◆ Aufgaben
1/ Auf welchem System verwendet odysseus laut dem Forumsthread zu Eclipse 3.1 und WTP die Linux-Variante?
2/ Gib bitte aus dem Forumsthread zu Eclipse 3.1 und WTP den Abschnitt von „## odysseus (11.“ bis „geht einfach verloren.“ wortgetreu zurück.

◆ Quellenauszug
————————

# Eclipse 3.1 + WTP suckt !



## KSG9|sebastian (5. Aug 2005)

Hi leute..


bin grad auf eclipse 3.1 incl. WTP umgestiegen und ich muss sagen: Das Ding suckt ohne ende.

Sobald ich ne XML, JSP, HTML oder sonstwas für ne Datei abspeicher schmiert mir das Ding komplett ab. Validierung hab ich schon ausgeschalten, aber das juckt den wohl nicht. Dann kommt dieses nette "User Operation is waiting" Fenster und dann verabschiedet sich Eclipse!


----------



## Gast (7. Aug 2005)

Gut zu wissen, ich werde mir dann dss WTP erst anschauen, wenn Release 1.0 draussen ist, bis dahin arbeite ich mit myeclipse, welches ganz gut sind.


----------



## KSG9|sebastian (8. Aug 2005)

auf meinem laptop läuft eclipse3.1 perfekt..fast noch schneller als die 3.0er version


----------



## odysseus (11. Aug 2005)

ich bin umgestiegen von eclipse 3.0 mit yoxos 1.4 nach eclipse 3.1m5 + yoxos 1.4.

das ging wunderbar, und das neue eclipse ist auf jeden Fall schneller.

beim umstieg von eclipse 3.1m5 + yoxos 1.4 nach eclipse 3.1final + yoxos 2.0 hatte ich allerdings grosse probleme.
es ist nicht stabil und v.a. alles aus der ecke wtp (0.7) macht extrem viel probleme.

- konfiguration des buildpath einer webapp macht zicken, lässt sich nicht anpassen, oder geht einfach verloren.
- tomcat lässt sich nicht konfigurieren aus eclipse
- und sehr häufig abstürze

ich hab mit keiner dieser punkte probleme in der alten eclipse version (eclipse 3.1m5 + yoxos1.4), also bleibe ich bei der.

(ich verwende die linux variante auf ubuntu 5)


----------



## Gast (11. Aug 2005)

Bevor man sich mit diesem WTP rumärgert, kauft man besser für 29$ myeclipse.


----------



## KSG9|sebastian (12. Aug 2005)

MyEclipse ist soweit recht gut, dummerweise hat es keinen Support für JSR168/Portlets, somit werd ich kein Geld ausgeben wenn es mir nicht SO viel bringt. Wenn Portlets supported werden dann kauf ich mirs auch.



> ich bin umgestiegen von eclipse 3.0 mit yoxos 1.4 nach eclipse 3.1m5 + yoxos 1.4.



ich hab mir mal die Yoxos Community Edition angesehen. Das Ding ist doch Schwachsinn, IMHO. 

Da bekomme ich lauter frei verfügbare Plugins und muss denen dafür einen HAUFEN Geld hinlegen..wie kagge. Und ob ein Plugin abc stabil läuft mit Eclipse abcd kann ich au selber rausfinden, da brauch ich keine 90$ bezahlen.


----------

————————

Erfasste Daten:
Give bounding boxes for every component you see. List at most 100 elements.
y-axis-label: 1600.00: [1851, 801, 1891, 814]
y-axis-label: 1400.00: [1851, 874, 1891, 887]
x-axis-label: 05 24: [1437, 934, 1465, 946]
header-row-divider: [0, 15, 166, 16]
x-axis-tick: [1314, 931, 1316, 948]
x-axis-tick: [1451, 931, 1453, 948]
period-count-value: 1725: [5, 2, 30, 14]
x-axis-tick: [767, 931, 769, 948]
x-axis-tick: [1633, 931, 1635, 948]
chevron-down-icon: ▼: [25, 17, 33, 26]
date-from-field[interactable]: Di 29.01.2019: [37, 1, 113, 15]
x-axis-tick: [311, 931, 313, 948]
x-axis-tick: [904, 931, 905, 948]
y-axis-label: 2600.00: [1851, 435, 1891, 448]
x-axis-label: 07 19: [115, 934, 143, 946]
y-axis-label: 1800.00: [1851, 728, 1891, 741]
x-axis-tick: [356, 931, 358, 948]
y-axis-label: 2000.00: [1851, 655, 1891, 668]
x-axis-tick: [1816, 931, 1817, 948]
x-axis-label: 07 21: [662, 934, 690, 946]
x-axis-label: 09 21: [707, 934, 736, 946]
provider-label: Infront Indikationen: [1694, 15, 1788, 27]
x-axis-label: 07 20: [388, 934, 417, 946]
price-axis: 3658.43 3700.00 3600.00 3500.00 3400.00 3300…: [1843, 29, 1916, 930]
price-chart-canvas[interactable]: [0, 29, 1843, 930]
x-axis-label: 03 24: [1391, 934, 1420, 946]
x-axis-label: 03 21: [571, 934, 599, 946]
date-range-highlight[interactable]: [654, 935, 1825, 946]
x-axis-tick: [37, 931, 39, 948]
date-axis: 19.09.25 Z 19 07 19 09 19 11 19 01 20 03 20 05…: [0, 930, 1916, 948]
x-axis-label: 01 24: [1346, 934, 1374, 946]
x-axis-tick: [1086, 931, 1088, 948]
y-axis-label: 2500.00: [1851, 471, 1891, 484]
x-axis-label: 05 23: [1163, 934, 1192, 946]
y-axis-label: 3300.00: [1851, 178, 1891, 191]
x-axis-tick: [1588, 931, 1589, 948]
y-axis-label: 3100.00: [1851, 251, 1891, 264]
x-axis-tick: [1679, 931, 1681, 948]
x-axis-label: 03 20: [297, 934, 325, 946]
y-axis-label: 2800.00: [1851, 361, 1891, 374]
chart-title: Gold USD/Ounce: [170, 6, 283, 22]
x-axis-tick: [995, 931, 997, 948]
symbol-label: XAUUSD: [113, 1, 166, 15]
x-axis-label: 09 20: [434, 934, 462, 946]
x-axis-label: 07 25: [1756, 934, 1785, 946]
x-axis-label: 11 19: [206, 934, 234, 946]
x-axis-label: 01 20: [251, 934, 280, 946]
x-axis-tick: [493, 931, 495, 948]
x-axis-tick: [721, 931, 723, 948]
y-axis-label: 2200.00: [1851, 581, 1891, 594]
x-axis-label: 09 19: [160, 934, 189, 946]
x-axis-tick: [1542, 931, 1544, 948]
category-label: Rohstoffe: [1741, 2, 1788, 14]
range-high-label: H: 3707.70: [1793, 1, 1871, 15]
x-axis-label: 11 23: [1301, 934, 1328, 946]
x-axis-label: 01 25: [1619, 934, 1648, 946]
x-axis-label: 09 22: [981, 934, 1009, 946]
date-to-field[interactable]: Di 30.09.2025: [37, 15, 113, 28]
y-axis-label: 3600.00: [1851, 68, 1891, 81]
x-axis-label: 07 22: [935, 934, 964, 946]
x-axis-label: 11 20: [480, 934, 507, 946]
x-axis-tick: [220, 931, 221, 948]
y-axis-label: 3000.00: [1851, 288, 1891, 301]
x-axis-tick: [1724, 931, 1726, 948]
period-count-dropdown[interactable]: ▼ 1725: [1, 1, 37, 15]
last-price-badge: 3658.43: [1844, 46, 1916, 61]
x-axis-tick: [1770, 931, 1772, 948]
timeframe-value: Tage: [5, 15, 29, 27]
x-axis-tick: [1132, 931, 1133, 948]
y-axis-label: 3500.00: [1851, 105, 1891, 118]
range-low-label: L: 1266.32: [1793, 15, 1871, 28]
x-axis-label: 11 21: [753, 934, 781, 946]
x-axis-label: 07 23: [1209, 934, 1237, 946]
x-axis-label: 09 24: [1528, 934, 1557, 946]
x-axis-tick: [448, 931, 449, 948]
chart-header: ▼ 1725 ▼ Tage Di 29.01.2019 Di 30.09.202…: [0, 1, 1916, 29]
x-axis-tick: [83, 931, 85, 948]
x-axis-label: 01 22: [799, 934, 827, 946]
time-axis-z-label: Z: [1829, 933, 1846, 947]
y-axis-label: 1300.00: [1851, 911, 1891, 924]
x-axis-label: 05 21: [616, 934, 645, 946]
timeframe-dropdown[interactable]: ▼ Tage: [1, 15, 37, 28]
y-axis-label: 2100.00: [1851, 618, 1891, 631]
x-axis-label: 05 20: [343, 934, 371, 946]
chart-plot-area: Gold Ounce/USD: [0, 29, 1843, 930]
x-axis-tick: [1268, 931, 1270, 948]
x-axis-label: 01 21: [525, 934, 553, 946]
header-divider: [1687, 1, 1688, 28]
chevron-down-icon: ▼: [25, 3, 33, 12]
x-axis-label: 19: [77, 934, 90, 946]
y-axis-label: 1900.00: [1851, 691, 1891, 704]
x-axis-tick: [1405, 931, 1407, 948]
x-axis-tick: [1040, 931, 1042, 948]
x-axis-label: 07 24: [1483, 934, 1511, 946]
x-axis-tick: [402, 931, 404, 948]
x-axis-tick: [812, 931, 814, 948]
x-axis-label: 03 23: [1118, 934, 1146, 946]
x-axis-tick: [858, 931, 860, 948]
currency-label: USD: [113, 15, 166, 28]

————————

◆ Antworten je Aufgabe
1/ Auf Ubuntu 5.

2/
## odysseus (11. Aug 2005)

ich bin umgestiegen von eclipse 3.0 mit yoxos 1.4 nach eclipse 3.1m5 + yoxos 1.4.

das ging wunderbar, und das neue eclipse ist auf jeden Fall schneller.

beim umstieg von eclipse 3.1m5 + yoxos 1.4 nach eclipse 3.1final + yoxos 2.0 hatte ich allerdings grosse probleme.
es ist nicht stabil und v.a. alles aus der ecke wtp (0.7) macht extrem viel probleme.

- konfiguration des buildpath einer webapp macht zicken, lässt sich nicht anpassen, oder geht einfach verloren.